## Records provided
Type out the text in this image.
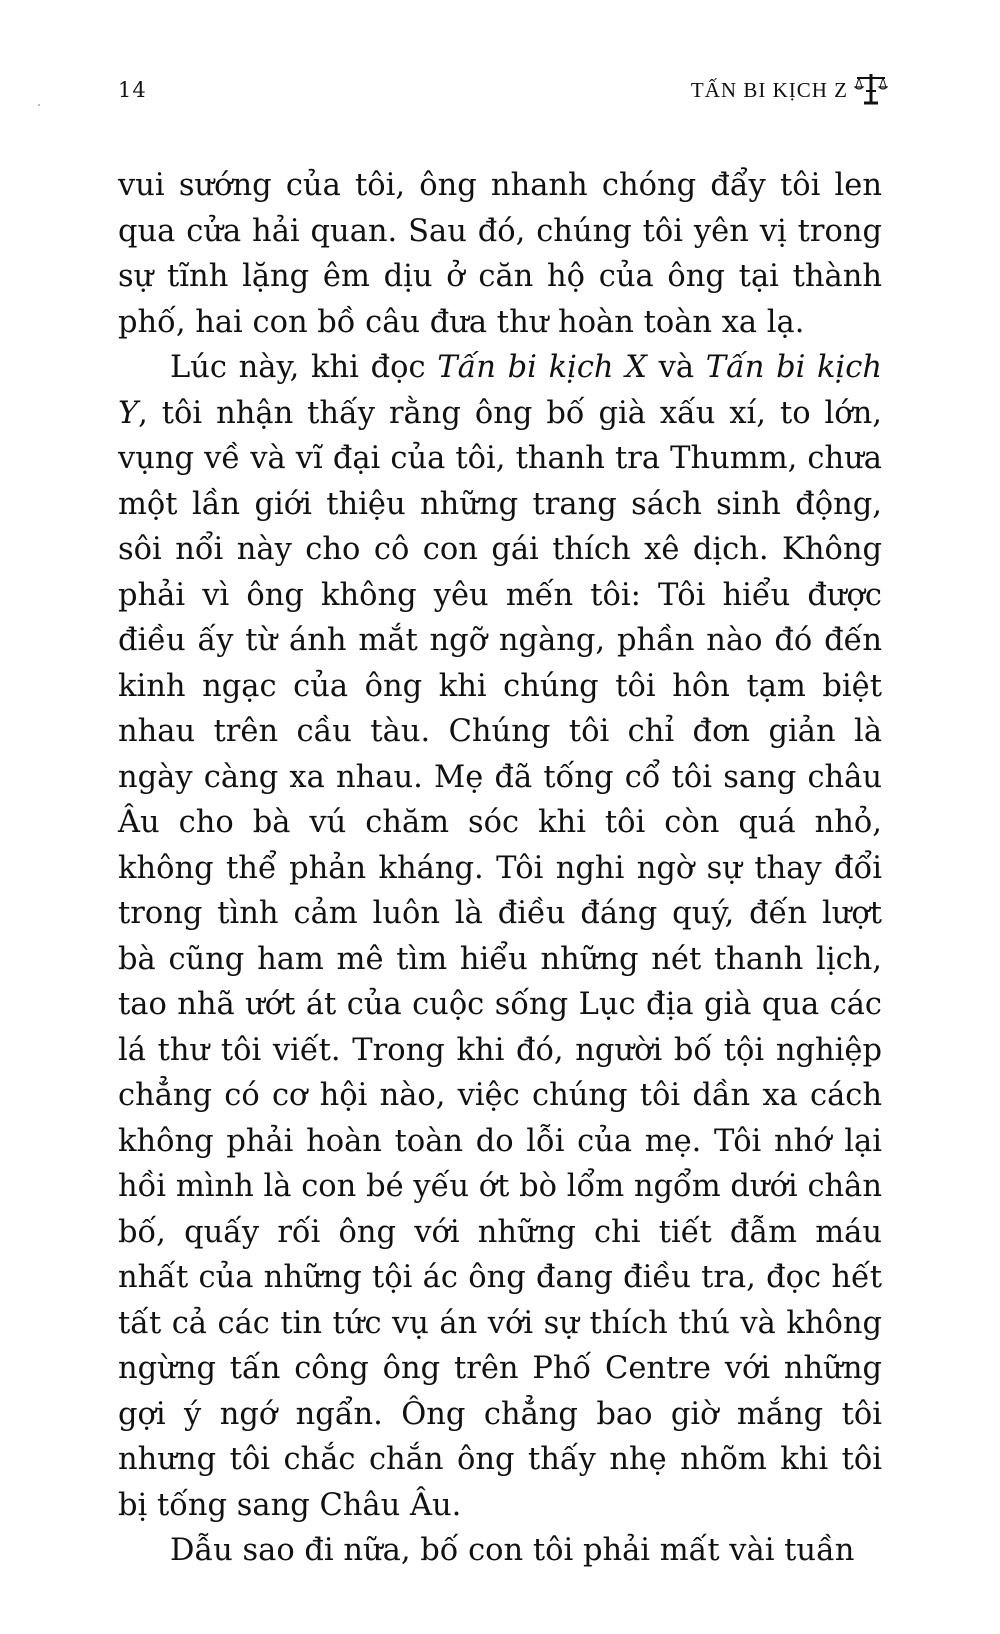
14	TẤN BI KỊCH Z

vui sướng của tôi, ông nhanh chóng đẩy tôi len qua cửa hải quan. Sau đó, chúng tôi yên vị trong sự tĩnh lặng êm dịu ở căn hộ của ông tại thành phố, hai con bồ câu đưa thư hoàn toàn xa lạ.

Lúc này, khi đọc Tấn bi kịch X và Tấn bi kịch Y, tôi nhận thấy rằng ông bố già xấu xí, to lớn, vụng về và vĩ đại của tôi, thanh tra Thumm, chưa một lần giới thiệu những trang sách sinh động, sôi nổi này cho cô con gái thích xê dịch. Không phải vì ông không yêu mến tôi: Tôi hiểu được điều ấy từ ánh mắt ngỡ ngàng, phần nào đó đến kinh ngạc của ông khi chúng tôi hôn tạm biệt nhau trên cầu tàu. Chúng tôi chỉ đơn giản là ngày càng xa nhau. Mẹ đã tống cổ tôi sang châu Âu cho bà vú chăm sóc khi tôi còn quá nhỏ, không thể phản kháng. Tôi nghi ngờ sự thay đổi trong tình cảm luôn là điều đáng quý, đến lượt bà cũng ham mê tìm hiểu những nét thanh lịch, tao nhã ướt át của cuộc sống Lục địa già qua các lá thư tôi viết. Trong khi đó, người bố tội nghiệp chẳng có cơ hội nào, việc chúng tôi dần xa cách không phải hoàn toàn do lỗi của mẹ. Tôi nhớ lại hồi mình là con bé yếu ớt bò lổm ngổm dưới chân bố, quấy rối ông với những chi tiết đẫm máu nhất của những tội ác ông đang điều tra, đọc hết tất cả các tin tức vụ án với sự thích thú và không ngừng tấn công ông trên Phố Centre với những gợi ý ngớ ngẩn. Ông chẳng bao giờ mắng tôi nhưng tôi chắc chắn ông thấy nhẹ nhõm khi tôi bị tống sang Châu Âu.

Dẫu sao đi nữa, bố con tôi phải mất vài tuần
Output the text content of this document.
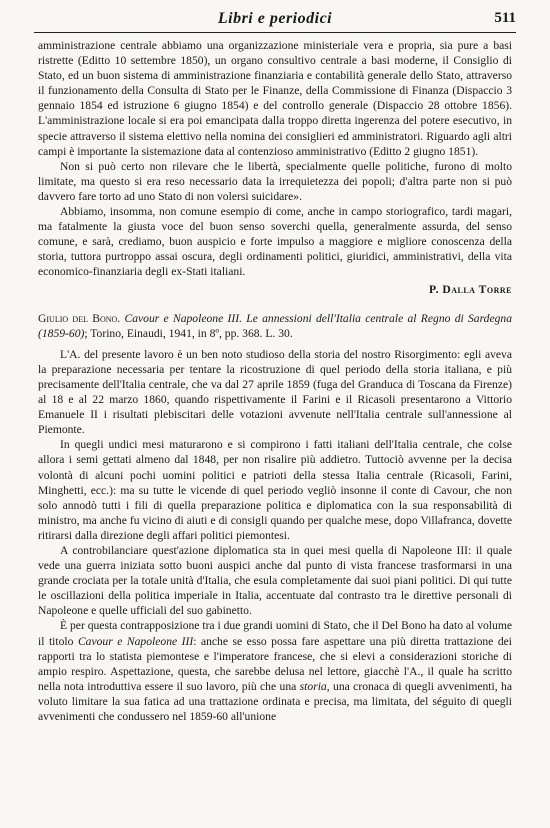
Libri e periodici	511

amministrazione centrale abbiamo una organizzazione ministeriale vera e propria, sia pure a basi ristrette (Editto 10 settembre 1850), un organo consultivo centrale a basi moderne, il Consiglio di Stato, ed un buon sistema di amministrazione finanziaria e contabilità generale dello Stato, attraverso il funzionamento della Consulta di Stato per le Finanze, della Commissione di Finanza (Dispaccio 3 gennaio 1854 ed istruzione 6 giugno 1854) e del controllo generale (Dispaccio 28 ottobre 1856). L'amministrazione locale si era poi emancipata dalla troppo diretta ingerenza del potere esecutivo, in specie attraverso il sistema elettivo nella nomina dei consiglieri ed amministratori. Riguardo agli altri campi è importante la sistemazione data al contenzioso amministrativo (Editto 2 giugno 1851).

Non si può certo non rilevare che le libertà, specialmente quelle politiche, furono di molto limitate, ma questo si era reso necessario data la irrequietezza dei popoli; d'altra parte non si può davvero fare torto ad uno Stato di non volersi suicidare».

Abbiamo, insomma, non comune esempio di come, anche in campo storiografico, tardi magari, ma fatalmente la giusta voce del buon senso soverchi quella, generalmente assurda, del senso comune, e sarà, crediamo, buon auspicio e forte impulso a maggiore e migliore conoscenza della storia, tuttora purtroppo assai oscura, degli ordinamenti politici, giuridici, amministrativi, della vita economico-finanziaria degli ex-Stati italiani.

P. Dalla Torre

Giulio del Bono. Cavour e Napoleone III. Le annessioni dell'Italia centrale al Regno di Sardegna (1859-60); Torino, Einaudi, 1941, in 8º, pp. 368. L. 30.

L'A. del presente lavoro è un ben noto studioso della storia del nostro Risorgimento: egli aveva la preparazione necessaria per tentare la ricostruzione di quel periodo della storia italiana, e più precisamente dell'Italia centrale, che va dal 27 aprile 1859 (fuga del Granduca di Toscana da Firenze) al 18 e al 22 marzo 1860, quando rispettivamente il Farini e il Ricasoli presentarono a Vittorio Emanuele II i risultati plebiscitari delle votazioni avvenute nell'Italia centrale sull'annessione al Piemonte.

In quegli undici mesi maturarono e si compirono i fatti italiani dell'Italia centrale, che colse allora i semi gettati almeno dal 1848, per non risalire più addietro. Tuttociò avvenne per la decisa volontà di alcuni pochi uomini politici e patrioti della stessa Italia centrale (Ricasoli, Farini, Minghetti, ecc.): ma su tutte le vicende di quel periodo vegliò insonne il conte di Cavour, che non solo annodò tutti i fili di quella preparazione politica e diplomatica con la sua responsabilità di ministro, ma anche fu vicino di aiuti e di consigli quando per qualche mese, dopo Villafranca, dovette ritirarsi dalla direzione degli affari politici piemontesi.

A controbilanciare quest'azione diplomatica sta in quei mesi quella di Napoleone III: il quale vede una guerra iniziata sotto buoni auspici anche dal punto di vista francese trasformarsi in una grande crociata per la totale unità d'Italia, che esula completamente dai suoi piani politici. Di qui tutte le oscillazioni della politica imperiale in Italia, accentuate dal contrasto tra le direttive personali di Napoleone e quelle ufficiali del suo gabinetto.

È per questa contrapposizione tra i due grandi uomini di Stato, che il Del Bono ha dato al volume il titolo Cavour e Napoleone III: anche se esso possa fare aspettare una più diretta trattazione dei rapporti tra lo statista piemontese e l'imperatore francese, che si elevi a considerazioni storiche di ampio respiro. Aspettazione, questa, che sarebbe delusa nel lettore, giacchè l'A., il quale ha scritto nella nota introduttiva essere il suo lavoro, più che una storia, una cronaca di quegli avvenimenti, ha voluto limitare la sua fatica ad una trattazione ordinata e precisa, ma limitata, del séguito di quegli avvenimenti che condussero nel 1859-60 all'unione
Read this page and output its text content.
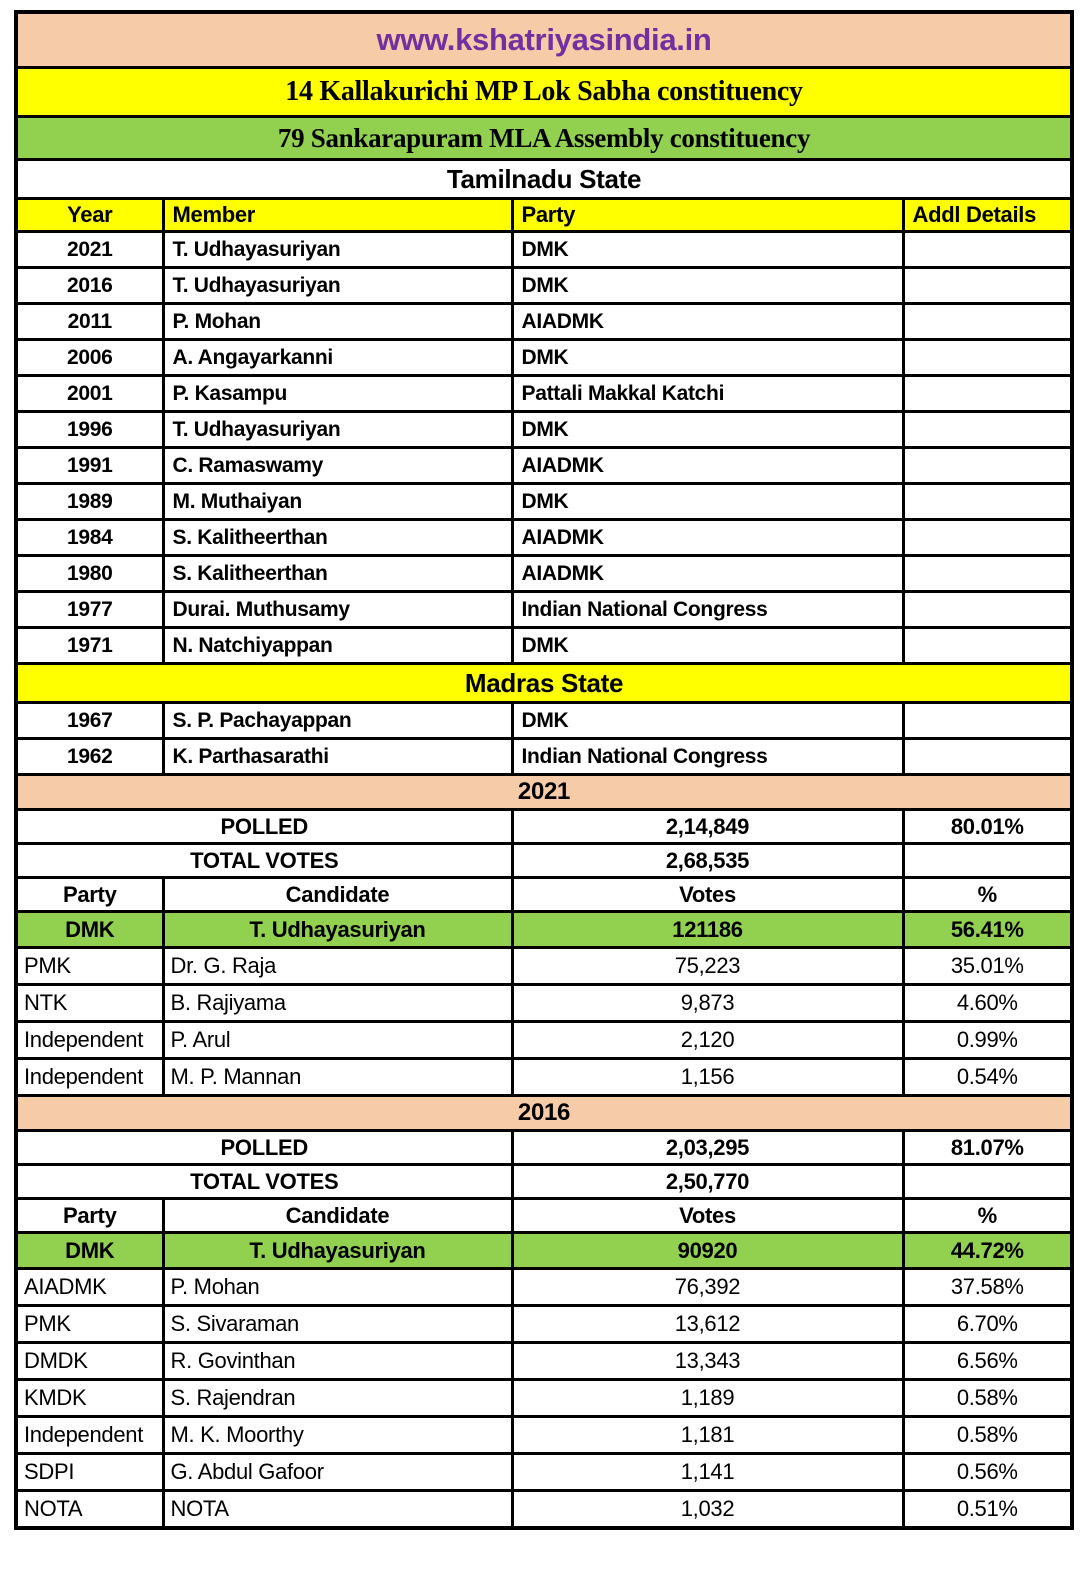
www.kshatriyasindia.in			
14 Kallakurichi MP Lok Sabha constituency			
79 Sankarapuram MLA Assembly constituency			
Tamilnadu State			
Year	Member	Party	Addl Details
2021	T. Udhayasuriyan	DMK	
2016	T. Udhayasuriyan	DMK	
2011	P. Mohan	AIADMK	
2006	A. Angayarkanni	DMK	
2001	P. Kasampu	Pattali Makkal Katchi	
1996	T. Udhayasuriyan	DMK	
1991	C. Ramaswamy	AIADMK	
1989	M. Muthaiyan	DMK	
1984	S. Kalitheerthan	AIADMK	
1980	S. Kalitheerthan	AIADMK	
1977	Durai. Muthusamy	Indian National Congress	
1971	N. Natchiyappan	DMK	
Madras State			
1967	S. P. Pachayappan	DMK	
1962	K. Parthasarathi	Indian National Congress	
2021			
POLLED		2,14,849	80.01%
TOTAL VOTES		2,68,535	
Party	Candidate	Votes	%
DMK	T. Udhayasuriyan	121186	56.41%
PMK	Dr. G. Raja	75,223	35.01%
NTK	B. Rajiyama	9,873	4.60%
Independent	P. Arul	2,120	0.99%
Independent	M. P. Mannan	1,156	0.54%
2016			
POLLED		2,03,295	81.07%
TOTAL VOTES		2,50,770	
Party	Candidate	Votes	%
DMK	T. Udhayasuriyan	90920	44.72%
AIADMK	P. Mohan	76,392	37.58%
PMK	S. Sivaraman	13,612	6.70%
DMDK	R. Govinthan	13,343	6.56%
KMDK	S. Rajendran	1,189	0.58%
Independent	M. K. Moorthy	1,181	0.58%
SDPI	G. Abdul Gafoor	1,141	0.56%
NOTA	NOTA	1,032	0.51%
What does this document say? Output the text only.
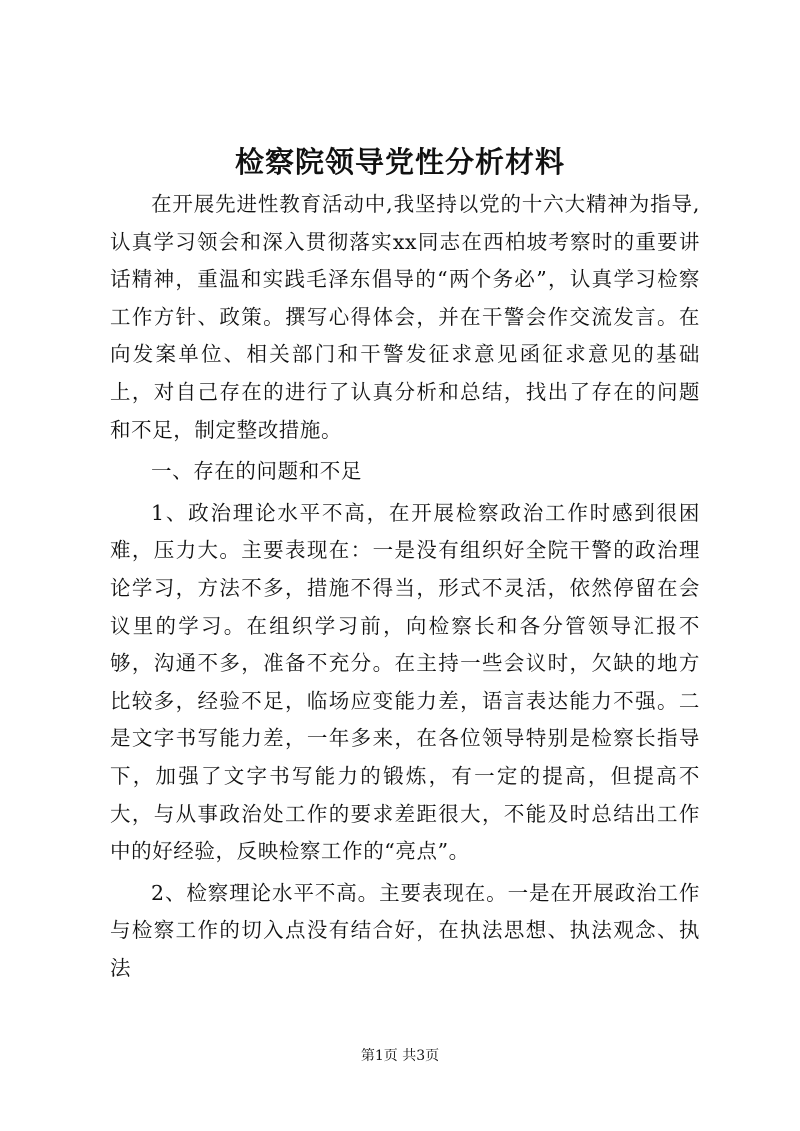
检察院领导党性分析材料

在开展先进性教育活动中,我坚持以党的十六大精神为指导,认真学习领会和深入贯彻落实xx同志在西柏坡考察时的重要讲话精神，重温和实践毛泽东倡导的“两个务必”，认真学习检察工作方针、政策。撰写心得体会，并在干警会作交流发言。在向发案单位、相关部门和干警发征求意见函征求意见的基础上，对自己存在的进行了认真分析和总结，找出了存在的问题和不足，制定整改措施。

一、存在的问题和不足

1、政治理论水平不高，在开展检察政治工作时感到很困难，压力大。主要表现在：一是没有组织好全院干警的政治理论学习，方法不多，措施不得当，形式不灵活，依然停留在会议里的学习。在组织学习前，向检察长和各分管领导汇报不够，沟通不多，准备不充分。在主持一些会议时，欠缺的地方比较多，经验不足，临场应变能力差，语言表达能力不强。二是文字书写能力差，一年多来，在各位领导特别是检察长指导下，加强了文字书写能力的锻炼，有一定的提高，但提高不大，与从事政治处工作的要求差距很大，不能及时总结出工作中的好经验，反映检察工作的“亮点”。

2、检察理论水平不高。主要表现在。一是在开展政治工作与检察工作的切入点没有结合好，在执法思想、执法观念、执法

第1页 共3页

## What needs to be done
Tally the lines in these entries that have the string "Mohan" in them, then answer with the count and nothing else.

## Output of the exercise
2